■ Raw data
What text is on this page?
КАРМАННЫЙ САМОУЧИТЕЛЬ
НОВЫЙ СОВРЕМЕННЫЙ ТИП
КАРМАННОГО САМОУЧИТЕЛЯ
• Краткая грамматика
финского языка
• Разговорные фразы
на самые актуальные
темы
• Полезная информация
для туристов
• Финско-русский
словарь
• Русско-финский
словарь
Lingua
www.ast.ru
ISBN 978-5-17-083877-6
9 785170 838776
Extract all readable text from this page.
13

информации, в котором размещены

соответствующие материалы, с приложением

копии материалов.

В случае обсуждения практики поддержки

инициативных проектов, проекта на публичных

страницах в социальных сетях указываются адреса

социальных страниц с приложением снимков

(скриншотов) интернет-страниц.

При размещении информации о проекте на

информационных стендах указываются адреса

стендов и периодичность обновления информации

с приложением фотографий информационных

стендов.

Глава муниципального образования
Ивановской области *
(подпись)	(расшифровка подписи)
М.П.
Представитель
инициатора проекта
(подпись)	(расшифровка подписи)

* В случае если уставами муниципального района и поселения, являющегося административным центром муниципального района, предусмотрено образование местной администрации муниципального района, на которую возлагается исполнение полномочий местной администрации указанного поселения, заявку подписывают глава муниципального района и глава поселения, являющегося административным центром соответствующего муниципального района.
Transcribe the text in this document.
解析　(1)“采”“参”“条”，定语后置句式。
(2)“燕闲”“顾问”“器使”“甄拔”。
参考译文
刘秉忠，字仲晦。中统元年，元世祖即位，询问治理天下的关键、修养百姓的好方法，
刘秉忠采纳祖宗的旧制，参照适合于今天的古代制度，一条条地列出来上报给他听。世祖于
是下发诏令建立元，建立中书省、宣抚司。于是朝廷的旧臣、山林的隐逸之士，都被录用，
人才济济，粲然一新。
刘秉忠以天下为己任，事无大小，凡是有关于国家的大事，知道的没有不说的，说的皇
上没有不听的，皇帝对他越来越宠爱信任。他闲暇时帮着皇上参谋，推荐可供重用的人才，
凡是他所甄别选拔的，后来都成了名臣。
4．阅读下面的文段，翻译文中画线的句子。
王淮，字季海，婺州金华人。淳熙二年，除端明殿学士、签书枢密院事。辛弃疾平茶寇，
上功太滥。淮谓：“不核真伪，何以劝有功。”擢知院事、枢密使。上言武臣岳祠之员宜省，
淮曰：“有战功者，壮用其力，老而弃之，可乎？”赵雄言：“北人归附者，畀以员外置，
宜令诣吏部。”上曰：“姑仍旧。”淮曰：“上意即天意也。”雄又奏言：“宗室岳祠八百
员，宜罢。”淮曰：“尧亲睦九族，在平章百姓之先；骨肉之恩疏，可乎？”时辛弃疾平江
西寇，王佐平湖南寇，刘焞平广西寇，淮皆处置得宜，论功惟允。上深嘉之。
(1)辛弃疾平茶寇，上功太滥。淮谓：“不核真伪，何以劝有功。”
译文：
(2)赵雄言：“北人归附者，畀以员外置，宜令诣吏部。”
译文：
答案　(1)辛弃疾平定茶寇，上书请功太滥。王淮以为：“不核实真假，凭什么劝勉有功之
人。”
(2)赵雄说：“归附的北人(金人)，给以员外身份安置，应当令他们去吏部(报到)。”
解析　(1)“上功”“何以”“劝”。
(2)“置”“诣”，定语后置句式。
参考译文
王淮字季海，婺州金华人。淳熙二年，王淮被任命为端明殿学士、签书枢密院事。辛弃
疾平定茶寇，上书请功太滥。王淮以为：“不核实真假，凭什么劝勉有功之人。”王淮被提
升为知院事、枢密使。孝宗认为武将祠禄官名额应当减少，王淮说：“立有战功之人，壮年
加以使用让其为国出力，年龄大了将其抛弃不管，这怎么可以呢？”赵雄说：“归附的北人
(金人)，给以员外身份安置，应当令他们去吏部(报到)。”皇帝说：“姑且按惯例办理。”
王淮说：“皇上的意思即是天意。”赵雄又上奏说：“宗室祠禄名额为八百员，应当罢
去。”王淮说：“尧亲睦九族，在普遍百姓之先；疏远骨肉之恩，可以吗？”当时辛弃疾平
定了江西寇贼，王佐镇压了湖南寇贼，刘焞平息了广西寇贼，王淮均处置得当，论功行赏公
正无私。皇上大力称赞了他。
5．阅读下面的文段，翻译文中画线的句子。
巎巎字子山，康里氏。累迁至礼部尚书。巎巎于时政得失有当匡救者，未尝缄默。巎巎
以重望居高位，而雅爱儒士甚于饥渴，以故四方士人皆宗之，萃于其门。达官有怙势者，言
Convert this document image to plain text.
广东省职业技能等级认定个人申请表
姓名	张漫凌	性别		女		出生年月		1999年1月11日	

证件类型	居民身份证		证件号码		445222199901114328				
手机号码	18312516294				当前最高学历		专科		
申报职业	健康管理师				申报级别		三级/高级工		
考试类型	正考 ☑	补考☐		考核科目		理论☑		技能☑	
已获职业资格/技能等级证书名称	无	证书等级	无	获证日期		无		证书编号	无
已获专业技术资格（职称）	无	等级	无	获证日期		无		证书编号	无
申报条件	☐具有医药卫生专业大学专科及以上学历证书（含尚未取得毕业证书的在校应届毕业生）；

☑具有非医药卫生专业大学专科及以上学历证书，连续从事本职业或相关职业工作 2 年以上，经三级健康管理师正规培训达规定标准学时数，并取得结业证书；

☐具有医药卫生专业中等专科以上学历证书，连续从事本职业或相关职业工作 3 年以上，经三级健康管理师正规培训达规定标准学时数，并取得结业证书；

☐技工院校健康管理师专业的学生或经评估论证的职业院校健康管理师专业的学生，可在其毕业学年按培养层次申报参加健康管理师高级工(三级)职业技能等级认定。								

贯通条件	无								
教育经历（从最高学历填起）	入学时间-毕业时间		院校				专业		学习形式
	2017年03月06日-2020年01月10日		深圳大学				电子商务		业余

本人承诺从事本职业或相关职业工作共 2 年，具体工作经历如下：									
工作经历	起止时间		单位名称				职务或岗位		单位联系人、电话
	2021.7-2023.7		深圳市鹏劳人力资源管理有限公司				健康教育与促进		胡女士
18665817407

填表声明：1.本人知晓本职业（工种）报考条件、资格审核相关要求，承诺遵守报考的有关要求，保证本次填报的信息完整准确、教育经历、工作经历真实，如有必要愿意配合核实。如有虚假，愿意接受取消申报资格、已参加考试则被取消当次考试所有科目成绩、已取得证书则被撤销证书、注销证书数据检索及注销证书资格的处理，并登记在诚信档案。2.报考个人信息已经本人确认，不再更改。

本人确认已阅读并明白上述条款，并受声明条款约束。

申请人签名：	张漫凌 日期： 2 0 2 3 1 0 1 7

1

■ Aim
Please set down all the data word for word.

■ Correct output
What text is on this page?
КАРМАННЫЙ САМОУЧИТЕЛЬ
НОВЫЙ СОВРЕМЕННЫЙ ТИП
КАРМАННОГО САМОУЧИТЕЛЯ
• Краткая грамматика
финского языка
• Разговорные фразы
на самые актуальные
темы
• Полезная информация
для туристов
• Финско-русский
словарь
• Русско-финский
словарь
Lingua
www.ast.ru
ISBN 978-5-17-083877-6
9 785170 838776
Extract all readable text from this page.
13

информации, в котором размещены

соответствующие материалы, с приложением

копии материалов.

В случае обсуждения практики поддержки

инициативных проектов, проекта на публичных

страницах в социальных сетях указываются адреса

социальных страниц с приложением снимков

(скриншотов) интернет-страниц.

При размещении информации о проекте на

информационных стендах указываются адреса

стендов и периодичность обновления информации

с приложением фотографий информационных

стендов.

Глава муниципального образования
Ивановской области *
(подпись)	(расшифровка подписи)
М.П.
Представитель
инициатора проекта
(подпись)	(расшифровка подписи)

* В случае если уставами муниципального района и поселения, являющегося административным центром муниципального района, предусмотрено образование местной администрации муниципального района, на которую возлагается исполнение полномочий местной администрации указанного поселения, заявку подписывают глава муниципального района и глава поселения, являющегося административным центром соответствующего муниципального района.
Transcribe the text in this document.
解析　(1)“采”“参”“条”，定语后置句式。
(2)“燕闲”“顾问”“器使”“甄拔”。
参考译文
刘秉忠，字仲晦。中统元年，元世祖即位，询问治理天下的关键、修养百姓的好方法，
刘秉忠采纳祖宗的旧制，参照适合于今天的古代制度，一条条地列出来上报给他听。世祖于
是下发诏令建立元，建立中书省、宣抚司。于是朝廷的旧臣、山林的隐逸之士，都被录用，
人才济济，粲然一新。
刘秉忠以天下为己任，事无大小，凡是有关于国家的大事，知道的没有不说的，说的皇
上没有不听的，皇帝对他越来越宠爱信任。他闲暇时帮着皇上参谋，推荐可供重用的人才，
凡是他所甄别选拔的，后来都成了名臣。
4．阅读下面的文段，翻译文中画线的句子。
王淮，字季海，婺州金华人。淳熙二年，除端明殿学士、签书枢密院事。辛弃疾平茶寇，
上功太滥。淮谓：“不核真伪，何以劝有功。”擢知院事、枢密使。上言武臣岳祠之员宜省，
淮曰：“有战功者，壮用其力，老而弃之，可乎？”赵雄言：“北人归附者，畀以员外置，
宜令诣吏部。”上曰：“姑仍旧。”淮曰：“上意即天意也。”雄又奏言：“宗室岳祠八百
员，宜罢。”淮曰：“尧亲睦九族，在平章百姓之先；骨肉之恩疏，可乎？”时辛弃疾平江
西寇，王佐平湖南寇，刘焞平广西寇，淮皆处置得宜，论功惟允。上深嘉之。
(1)辛弃疾平茶寇，上功太滥。淮谓：“不核真伪，何以劝有功。”
译文：
(2)赵雄言：“北人归附者，畀以员外置，宜令诣吏部。”
译文：
答案　(1)辛弃疾平定茶寇，上书请功太滥。王淮以为：“不核实真假，凭什么劝勉有功之
人。”
(2)赵雄说：“归附的北人(金人)，给以员外身份安置，应当令他们去吏部(报到)。”
解析　(1)“上功”“何以”“劝”。
(2)“置”“诣”，定语后置句式。
参考译文
王淮字季海，婺州金华人。淳熙二年，王淮被任命为端明殿学士、签书枢密院事。辛弃
疾平定茶寇，上书请功太滥。王淮以为：“不核实真假，凭什么劝勉有功之人。”王淮被提
升为知院事、枢密使。孝宗认为武将祠禄官名额应当减少，王淮说：“立有战功之人，壮年
加以使用让其为国出力，年龄大了将其抛弃不管，这怎么可以呢？”赵雄说：“归附的北人
(金人)，给以员外身份安置，应当令他们去吏部(报到)。”皇帝说：“姑且按惯例办理。”
王淮说：“皇上的意思即是天意。”赵雄又上奏说：“宗室祠禄名额为八百员，应当罢
去。”王淮说：“尧亲睦九族，在普遍百姓之先；疏远骨肉之恩，可以吗？”当时辛弃疾平
定了江西寇贼，王佐镇压了湖南寇贼，刘焞平息了广西寇贼，王淮均处置得当，论功行赏公
正无私。皇上大力称赞了他。
5．阅读下面的文段，翻译文中画线的句子。
巎巎字子山，康里氏。累迁至礼部尚书。巎巎于时政得失有当匡救者，未尝缄默。巎巎
以重望居高位，而雅爱儒士甚于饥渴，以故四方士人皆宗之，萃于其门。达官有怙势者，言
Convert this document image to plain text.
广东省职业技能等级认定个人申请表
姓名	张漫凌	性别		女		出生年月		1999年1月11日	

证件类型	居民身份证		证件号码		445222199901114328				
手机号码	18312516294				当前最高学历		专科		
申报职业	健康管理师				申报级别		三级/高级工		
考试类型	正考 ☑	补考☐		考核科目		理论☑		技能☑	
已获职业资格/技能等级证书名称	无	证书等级	无	获证日期		无		证书编号	无
已获专业技术资格（职称）	无	等级	无	获证日期		无		证书编号	无
申报条件	☐具有医药卫生专业大学专科及以上学历证书（含尚未取得毕业证书的在校应届毕业生）；

☑具有非医药卫生专业大学专科及以上学历证书，连续从事本职业或相关职业工作 2 年以上，经三级健康管理师正规培训达规定标准学时数，并取得结业证书；

☐具有医药卫生专业中等专科以上学历证书，连续从事本职业或相关职业工作 3 年以上，经三级健康管理师正规培训达规定标准学时数，并取得结业证书；

☐技工院校健康管理师专业的学生或经评估论证的职业院校健康管理师专业的学生，可在其毕业学年按培养层次申报参加健康管理师高级工(三级)职业技能等级认定。								

贯通条件	无								
教育经历（从最高学历填起）	入学时间-毕业时间		院校				专业		学习形式
	2017年03月06日-2020年01月10日		深圳大学				电子商务		业余

本人承诺从事本职业或相关职业工作共 2 年，具体工作经历如下：									
工作经历	起止时间		单位名称				职务或岗位		单位联系人、电话
	2021.7-2023.7		深圳市鹏劳人力资源管理有限公司				健康教育与促进		胡女士
18665817407

填表声明：1.本人知晓本职业（工种）报考条件、资格审核相关要求，承诺遵守报考的有关要求，保证本次填报的信息完整准确、教育经历、工作经历真实，如有必要愿意配合核实。如有虚假，愿意接受取消申报资格、已参加考试则被取消当次考试所有科目成绩、已取得证书则被撤销证书、注销证书数据检索及注销证书资格的处理，并登记在诚信档案。2.报考个人信息已经本人确认，不再更改。

本人确认已阅读并明白上述条款，并受声明条款约束。

申请人签名：	张漫凌 日期： 2 0 2 3 1 0 1 7

1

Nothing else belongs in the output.